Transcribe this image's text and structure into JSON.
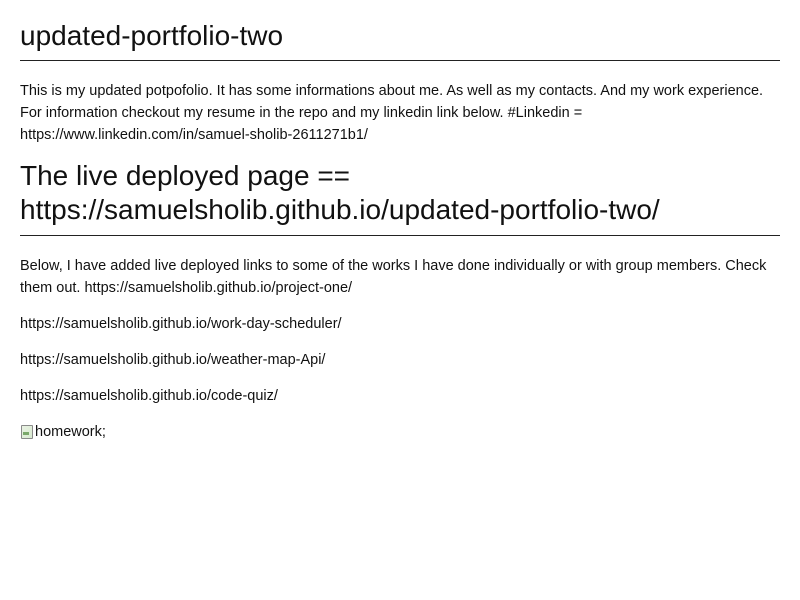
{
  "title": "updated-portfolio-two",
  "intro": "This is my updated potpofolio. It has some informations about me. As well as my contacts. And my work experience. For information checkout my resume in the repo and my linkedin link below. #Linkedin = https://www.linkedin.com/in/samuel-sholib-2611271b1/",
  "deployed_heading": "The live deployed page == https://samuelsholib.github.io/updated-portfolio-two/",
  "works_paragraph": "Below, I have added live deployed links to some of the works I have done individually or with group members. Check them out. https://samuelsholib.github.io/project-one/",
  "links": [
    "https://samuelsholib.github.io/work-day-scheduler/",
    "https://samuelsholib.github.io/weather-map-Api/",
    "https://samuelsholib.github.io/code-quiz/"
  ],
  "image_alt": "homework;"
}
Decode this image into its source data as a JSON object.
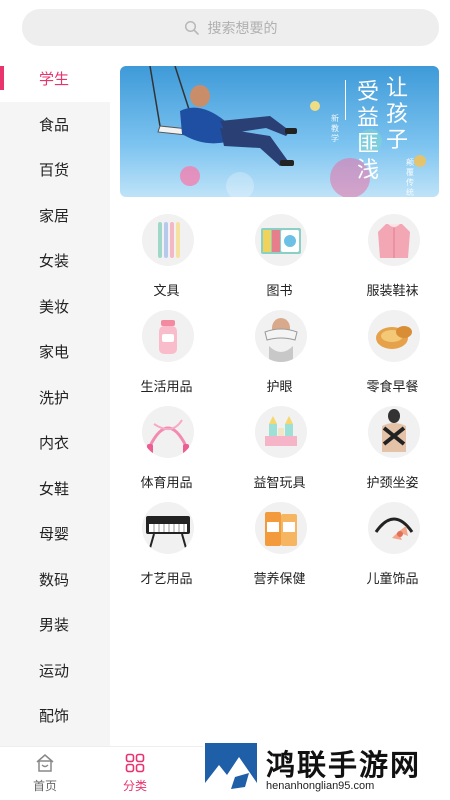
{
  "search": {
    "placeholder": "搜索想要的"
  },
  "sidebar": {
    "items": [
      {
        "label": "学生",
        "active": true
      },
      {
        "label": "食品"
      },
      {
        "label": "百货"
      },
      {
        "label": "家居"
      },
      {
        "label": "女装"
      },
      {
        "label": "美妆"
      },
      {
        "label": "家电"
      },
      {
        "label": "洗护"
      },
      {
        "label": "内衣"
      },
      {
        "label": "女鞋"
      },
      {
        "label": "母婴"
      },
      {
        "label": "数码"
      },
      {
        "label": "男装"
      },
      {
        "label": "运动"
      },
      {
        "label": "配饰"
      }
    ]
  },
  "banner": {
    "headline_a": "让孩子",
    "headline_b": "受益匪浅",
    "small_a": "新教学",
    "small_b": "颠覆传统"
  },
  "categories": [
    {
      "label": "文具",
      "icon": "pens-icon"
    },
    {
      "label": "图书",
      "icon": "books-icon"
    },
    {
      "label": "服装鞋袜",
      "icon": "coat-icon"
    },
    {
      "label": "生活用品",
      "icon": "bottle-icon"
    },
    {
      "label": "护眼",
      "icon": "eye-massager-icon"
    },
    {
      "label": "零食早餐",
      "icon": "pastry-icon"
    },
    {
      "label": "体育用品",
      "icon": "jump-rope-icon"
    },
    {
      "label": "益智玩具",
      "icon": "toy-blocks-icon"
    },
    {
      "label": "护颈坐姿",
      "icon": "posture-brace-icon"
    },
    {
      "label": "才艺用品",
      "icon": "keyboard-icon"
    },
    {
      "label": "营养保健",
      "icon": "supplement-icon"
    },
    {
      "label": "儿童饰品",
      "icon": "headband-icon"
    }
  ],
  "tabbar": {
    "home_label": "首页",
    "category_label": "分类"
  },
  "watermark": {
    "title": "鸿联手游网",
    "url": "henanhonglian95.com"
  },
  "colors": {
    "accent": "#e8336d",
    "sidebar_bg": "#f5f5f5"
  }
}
====================
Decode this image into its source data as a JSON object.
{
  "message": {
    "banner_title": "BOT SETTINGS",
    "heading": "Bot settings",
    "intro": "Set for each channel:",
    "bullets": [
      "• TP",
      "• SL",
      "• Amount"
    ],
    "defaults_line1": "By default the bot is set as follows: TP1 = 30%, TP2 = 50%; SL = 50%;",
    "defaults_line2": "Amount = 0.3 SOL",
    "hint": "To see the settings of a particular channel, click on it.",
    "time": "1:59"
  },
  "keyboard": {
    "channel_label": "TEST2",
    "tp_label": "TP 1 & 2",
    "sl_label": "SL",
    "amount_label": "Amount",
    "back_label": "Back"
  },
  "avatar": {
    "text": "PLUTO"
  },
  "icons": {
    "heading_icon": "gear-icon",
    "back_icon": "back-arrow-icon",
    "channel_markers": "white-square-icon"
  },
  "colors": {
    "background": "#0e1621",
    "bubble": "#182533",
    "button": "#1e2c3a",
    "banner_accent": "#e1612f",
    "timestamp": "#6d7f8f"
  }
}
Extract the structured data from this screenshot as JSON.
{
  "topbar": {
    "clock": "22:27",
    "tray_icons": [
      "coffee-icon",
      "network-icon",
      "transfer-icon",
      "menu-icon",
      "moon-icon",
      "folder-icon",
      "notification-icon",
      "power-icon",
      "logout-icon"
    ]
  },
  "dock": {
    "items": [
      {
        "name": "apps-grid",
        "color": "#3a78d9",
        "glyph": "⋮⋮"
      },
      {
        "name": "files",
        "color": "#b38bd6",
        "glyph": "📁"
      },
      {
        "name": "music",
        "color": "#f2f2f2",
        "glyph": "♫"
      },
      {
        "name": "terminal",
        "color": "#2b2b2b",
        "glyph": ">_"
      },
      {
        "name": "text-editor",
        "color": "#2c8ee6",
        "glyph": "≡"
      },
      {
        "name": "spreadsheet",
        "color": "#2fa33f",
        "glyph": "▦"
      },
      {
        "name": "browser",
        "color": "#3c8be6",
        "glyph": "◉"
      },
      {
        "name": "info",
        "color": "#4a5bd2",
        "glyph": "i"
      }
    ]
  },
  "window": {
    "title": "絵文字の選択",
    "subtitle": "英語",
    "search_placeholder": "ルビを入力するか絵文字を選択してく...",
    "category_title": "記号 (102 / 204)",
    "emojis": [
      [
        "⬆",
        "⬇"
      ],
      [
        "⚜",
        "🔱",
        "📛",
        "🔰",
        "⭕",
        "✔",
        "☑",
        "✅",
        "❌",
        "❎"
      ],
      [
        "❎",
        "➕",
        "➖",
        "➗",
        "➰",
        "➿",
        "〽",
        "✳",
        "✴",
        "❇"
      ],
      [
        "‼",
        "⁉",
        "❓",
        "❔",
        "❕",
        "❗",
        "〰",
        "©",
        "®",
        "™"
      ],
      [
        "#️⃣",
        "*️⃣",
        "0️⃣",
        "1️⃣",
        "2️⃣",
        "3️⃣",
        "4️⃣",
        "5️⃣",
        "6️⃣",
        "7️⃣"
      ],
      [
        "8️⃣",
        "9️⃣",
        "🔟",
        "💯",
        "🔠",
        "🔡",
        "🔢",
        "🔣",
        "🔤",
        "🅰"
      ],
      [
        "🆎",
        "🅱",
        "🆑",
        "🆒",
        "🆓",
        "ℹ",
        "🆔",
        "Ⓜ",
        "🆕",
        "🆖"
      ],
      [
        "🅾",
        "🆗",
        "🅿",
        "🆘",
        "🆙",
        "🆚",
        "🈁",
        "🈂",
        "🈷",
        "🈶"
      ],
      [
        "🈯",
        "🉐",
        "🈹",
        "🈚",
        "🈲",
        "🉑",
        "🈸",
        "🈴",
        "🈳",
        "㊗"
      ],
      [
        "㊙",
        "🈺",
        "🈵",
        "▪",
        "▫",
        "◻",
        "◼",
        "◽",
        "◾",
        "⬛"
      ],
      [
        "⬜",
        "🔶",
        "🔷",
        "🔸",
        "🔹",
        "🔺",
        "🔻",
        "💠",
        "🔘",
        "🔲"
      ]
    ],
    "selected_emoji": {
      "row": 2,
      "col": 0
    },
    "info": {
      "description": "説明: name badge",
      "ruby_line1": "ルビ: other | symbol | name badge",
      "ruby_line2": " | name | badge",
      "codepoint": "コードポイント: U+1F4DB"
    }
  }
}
====================
◆ **WHAT THE TASK REQUIRES**:
Check each line above for "JSON" and return the ones that have it.

◆ **WRITTEN RESPONSE**:
Transcribe this image's text and structure into JSON.
Decode this image into its source data as a JSON object.
Decode this image into its source data as a JSON object.
Extract the structured data from this screenshot as JSON.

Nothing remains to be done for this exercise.